Exercise inputs:
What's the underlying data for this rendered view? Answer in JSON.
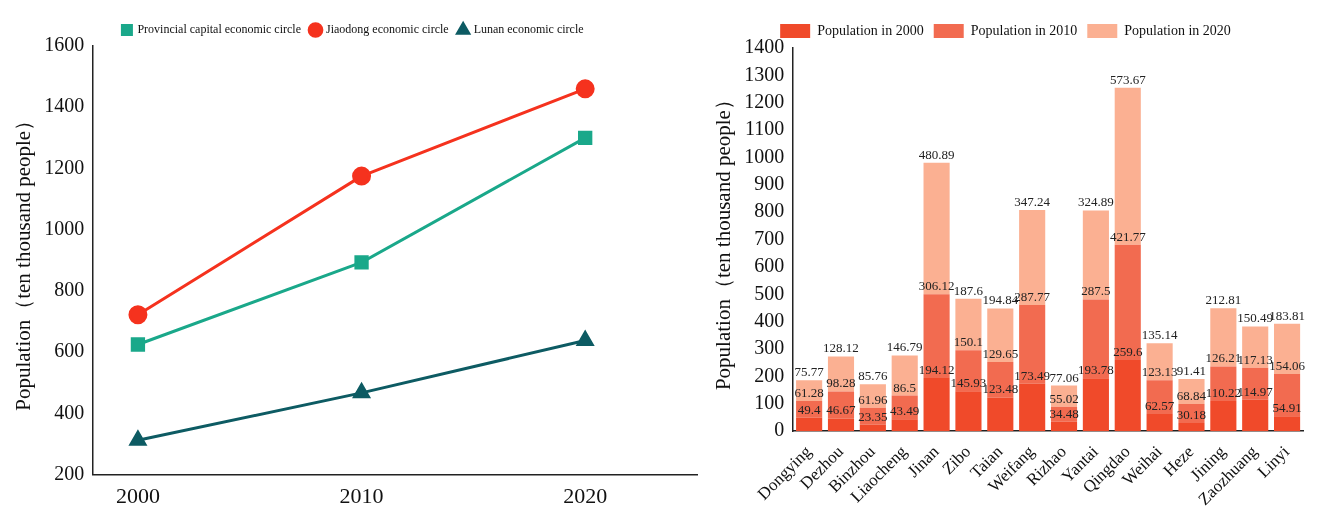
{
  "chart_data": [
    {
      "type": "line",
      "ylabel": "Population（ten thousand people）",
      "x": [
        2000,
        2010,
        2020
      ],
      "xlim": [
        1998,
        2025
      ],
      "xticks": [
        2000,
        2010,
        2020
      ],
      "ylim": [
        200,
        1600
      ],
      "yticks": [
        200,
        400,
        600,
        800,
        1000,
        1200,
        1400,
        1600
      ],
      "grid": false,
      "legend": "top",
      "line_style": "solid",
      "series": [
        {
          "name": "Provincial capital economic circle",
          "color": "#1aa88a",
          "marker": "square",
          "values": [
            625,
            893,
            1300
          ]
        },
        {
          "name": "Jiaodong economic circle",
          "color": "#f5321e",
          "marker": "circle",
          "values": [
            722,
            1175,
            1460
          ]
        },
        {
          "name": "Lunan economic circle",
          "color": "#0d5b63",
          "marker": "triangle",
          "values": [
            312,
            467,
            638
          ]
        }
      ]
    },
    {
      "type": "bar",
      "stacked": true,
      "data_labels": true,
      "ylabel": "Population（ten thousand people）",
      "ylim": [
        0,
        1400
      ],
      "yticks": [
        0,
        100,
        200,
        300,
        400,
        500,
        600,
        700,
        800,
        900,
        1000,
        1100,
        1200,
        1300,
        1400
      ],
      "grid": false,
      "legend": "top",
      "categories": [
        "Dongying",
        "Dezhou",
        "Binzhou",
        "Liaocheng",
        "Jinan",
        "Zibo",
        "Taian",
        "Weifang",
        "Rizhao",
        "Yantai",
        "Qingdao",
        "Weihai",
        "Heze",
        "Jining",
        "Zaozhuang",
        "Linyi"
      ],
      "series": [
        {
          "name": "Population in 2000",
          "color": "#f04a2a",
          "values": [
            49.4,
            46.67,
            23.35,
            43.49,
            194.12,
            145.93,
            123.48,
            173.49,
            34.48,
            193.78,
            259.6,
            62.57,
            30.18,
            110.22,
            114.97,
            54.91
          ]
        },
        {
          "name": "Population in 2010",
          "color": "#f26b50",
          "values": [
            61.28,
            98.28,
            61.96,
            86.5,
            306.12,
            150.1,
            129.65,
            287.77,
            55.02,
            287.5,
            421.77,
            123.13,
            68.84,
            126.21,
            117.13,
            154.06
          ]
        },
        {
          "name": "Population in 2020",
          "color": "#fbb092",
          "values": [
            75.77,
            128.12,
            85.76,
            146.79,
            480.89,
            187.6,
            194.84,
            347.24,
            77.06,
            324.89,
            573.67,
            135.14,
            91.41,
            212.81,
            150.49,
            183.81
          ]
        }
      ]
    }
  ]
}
==
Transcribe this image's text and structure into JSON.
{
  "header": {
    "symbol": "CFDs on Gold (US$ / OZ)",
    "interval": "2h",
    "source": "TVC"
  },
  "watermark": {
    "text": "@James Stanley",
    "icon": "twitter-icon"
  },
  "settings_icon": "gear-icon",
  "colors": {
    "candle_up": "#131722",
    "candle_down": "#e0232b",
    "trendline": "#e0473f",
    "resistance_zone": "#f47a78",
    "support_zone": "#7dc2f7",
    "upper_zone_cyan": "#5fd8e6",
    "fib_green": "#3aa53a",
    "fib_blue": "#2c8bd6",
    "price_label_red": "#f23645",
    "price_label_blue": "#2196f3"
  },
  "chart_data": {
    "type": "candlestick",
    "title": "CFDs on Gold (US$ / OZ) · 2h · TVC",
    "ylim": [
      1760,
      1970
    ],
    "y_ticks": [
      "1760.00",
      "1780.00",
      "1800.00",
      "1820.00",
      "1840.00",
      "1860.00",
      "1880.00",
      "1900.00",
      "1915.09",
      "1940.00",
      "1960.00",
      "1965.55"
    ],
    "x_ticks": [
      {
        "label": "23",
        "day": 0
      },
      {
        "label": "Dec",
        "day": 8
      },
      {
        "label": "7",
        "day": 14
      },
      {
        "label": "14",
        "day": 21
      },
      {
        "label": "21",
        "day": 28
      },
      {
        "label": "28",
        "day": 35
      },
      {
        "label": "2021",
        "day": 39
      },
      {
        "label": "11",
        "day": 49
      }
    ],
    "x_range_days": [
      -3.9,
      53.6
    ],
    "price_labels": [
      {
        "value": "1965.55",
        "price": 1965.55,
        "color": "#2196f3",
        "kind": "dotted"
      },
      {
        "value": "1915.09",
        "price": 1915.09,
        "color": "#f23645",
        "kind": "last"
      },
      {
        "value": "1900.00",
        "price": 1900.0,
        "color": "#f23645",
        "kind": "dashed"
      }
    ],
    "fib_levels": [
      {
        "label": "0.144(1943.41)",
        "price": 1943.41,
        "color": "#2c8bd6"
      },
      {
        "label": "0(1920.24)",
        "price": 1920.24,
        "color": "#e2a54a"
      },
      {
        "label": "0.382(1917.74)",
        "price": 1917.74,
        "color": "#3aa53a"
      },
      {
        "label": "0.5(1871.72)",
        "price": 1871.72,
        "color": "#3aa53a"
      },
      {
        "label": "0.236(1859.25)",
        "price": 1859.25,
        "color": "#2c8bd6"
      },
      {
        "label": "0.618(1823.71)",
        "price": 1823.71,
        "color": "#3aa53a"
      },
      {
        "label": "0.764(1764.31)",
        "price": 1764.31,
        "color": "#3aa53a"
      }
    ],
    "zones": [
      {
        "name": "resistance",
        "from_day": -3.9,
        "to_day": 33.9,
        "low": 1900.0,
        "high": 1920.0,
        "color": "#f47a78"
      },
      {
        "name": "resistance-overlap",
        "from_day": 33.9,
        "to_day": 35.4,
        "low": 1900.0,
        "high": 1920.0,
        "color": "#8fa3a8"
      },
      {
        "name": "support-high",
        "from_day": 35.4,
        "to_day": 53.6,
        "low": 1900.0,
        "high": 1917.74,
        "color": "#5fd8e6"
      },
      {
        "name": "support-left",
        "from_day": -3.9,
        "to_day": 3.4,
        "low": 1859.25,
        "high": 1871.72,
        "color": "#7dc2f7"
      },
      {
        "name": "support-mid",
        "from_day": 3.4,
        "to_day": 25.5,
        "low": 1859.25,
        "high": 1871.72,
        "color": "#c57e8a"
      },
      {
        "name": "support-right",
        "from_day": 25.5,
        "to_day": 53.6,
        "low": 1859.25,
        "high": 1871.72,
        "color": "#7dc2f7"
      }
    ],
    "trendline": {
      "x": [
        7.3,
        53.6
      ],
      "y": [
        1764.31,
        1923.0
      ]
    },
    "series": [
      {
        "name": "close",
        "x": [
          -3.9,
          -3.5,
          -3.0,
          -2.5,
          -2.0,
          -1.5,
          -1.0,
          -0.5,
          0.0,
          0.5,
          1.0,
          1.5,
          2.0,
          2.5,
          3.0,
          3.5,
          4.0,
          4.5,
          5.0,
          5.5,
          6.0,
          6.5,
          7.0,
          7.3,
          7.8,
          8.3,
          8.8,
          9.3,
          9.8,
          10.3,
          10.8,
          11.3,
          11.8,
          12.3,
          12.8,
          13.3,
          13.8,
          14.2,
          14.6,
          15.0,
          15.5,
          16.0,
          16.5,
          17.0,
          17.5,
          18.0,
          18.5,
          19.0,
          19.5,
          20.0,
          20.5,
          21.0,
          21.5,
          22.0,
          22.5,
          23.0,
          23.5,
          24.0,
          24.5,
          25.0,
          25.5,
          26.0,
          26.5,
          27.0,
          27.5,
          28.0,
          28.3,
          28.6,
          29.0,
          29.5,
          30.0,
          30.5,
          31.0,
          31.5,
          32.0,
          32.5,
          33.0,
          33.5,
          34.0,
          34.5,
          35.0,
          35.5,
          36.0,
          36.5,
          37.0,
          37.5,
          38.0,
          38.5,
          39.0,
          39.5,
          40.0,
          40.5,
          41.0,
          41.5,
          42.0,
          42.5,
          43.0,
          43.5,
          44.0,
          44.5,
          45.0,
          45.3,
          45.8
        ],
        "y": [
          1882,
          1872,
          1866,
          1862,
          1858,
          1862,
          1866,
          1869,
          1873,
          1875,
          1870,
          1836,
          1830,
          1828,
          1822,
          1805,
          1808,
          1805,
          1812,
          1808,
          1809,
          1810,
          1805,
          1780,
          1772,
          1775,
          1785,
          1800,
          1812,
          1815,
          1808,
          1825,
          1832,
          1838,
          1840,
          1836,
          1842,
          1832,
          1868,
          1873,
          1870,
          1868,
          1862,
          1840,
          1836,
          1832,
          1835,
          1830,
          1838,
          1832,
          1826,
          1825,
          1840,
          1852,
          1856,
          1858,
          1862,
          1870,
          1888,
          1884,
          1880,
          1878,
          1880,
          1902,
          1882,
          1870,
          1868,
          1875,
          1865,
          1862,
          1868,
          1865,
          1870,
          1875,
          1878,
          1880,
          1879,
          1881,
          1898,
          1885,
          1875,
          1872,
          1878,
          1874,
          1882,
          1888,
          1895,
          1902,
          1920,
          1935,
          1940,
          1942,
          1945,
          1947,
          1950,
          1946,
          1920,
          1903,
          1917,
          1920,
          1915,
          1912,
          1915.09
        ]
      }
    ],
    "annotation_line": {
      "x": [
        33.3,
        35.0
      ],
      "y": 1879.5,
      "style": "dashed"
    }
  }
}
--
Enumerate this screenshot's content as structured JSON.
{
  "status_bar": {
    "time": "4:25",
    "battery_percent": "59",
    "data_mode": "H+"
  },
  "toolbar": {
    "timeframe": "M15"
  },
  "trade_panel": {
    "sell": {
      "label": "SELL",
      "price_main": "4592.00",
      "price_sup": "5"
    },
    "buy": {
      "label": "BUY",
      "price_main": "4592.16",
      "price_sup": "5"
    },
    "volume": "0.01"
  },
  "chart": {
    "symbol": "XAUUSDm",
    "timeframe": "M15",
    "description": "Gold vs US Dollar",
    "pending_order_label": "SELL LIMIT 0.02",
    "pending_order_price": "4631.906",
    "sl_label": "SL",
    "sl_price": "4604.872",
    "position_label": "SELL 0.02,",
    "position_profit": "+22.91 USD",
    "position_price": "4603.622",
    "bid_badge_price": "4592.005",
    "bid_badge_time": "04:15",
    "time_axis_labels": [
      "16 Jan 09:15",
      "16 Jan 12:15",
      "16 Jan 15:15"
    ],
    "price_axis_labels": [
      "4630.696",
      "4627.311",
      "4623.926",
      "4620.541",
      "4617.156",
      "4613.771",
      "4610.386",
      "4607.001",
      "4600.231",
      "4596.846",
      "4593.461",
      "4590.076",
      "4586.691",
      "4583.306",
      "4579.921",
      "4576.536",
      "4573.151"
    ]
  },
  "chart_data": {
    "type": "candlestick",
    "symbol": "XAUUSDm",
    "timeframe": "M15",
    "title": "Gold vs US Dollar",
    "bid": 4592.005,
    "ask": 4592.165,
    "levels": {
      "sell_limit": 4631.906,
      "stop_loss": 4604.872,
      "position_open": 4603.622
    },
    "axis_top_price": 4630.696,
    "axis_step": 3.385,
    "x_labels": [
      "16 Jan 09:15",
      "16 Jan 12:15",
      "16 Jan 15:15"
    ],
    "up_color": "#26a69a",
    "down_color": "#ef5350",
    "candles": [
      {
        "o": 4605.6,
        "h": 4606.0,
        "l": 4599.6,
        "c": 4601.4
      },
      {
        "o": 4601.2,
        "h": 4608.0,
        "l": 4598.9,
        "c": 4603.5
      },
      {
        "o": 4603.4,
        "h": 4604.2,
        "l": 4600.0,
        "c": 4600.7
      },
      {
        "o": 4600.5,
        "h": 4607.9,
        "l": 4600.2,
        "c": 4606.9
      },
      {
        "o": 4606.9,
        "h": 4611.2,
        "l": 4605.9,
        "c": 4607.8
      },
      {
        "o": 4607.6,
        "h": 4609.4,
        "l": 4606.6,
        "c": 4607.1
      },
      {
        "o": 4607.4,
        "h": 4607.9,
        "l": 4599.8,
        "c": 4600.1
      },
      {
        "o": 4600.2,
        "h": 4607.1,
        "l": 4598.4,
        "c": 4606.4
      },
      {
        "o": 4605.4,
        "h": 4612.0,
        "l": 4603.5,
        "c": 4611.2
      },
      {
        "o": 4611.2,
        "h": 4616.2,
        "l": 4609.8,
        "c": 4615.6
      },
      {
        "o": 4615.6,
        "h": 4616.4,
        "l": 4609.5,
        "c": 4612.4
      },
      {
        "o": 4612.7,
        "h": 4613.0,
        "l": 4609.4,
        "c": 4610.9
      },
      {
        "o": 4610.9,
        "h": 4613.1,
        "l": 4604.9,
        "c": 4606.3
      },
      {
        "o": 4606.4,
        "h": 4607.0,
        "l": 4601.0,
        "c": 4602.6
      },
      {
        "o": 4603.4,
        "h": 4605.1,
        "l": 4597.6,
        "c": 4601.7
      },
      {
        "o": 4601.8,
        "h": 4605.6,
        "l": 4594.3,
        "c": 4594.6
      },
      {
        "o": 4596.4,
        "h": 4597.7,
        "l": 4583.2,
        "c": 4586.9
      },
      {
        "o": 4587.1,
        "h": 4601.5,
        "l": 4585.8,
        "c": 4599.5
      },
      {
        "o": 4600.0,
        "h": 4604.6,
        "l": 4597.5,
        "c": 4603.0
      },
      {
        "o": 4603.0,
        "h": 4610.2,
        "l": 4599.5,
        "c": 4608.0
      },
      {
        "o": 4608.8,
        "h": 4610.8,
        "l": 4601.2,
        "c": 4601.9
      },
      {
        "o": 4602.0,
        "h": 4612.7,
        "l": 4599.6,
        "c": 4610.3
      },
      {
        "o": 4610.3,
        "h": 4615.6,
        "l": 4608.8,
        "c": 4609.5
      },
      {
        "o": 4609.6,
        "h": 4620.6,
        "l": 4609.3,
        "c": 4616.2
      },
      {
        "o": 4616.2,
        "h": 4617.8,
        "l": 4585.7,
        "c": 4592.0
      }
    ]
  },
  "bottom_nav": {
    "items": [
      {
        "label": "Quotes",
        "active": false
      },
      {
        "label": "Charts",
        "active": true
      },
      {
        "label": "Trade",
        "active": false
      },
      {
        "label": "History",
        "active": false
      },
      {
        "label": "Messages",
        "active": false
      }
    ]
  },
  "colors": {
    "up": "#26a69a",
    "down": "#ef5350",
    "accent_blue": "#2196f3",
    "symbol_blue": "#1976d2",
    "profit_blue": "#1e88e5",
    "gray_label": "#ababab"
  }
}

Goal of the exercise:
Which lines in the data above contain "title"? Show each one.

Written response:
    "title": "CFDs on Gold (US$ / OZ) · 2h · TVC",
    "title": "Gold vs US Dollar",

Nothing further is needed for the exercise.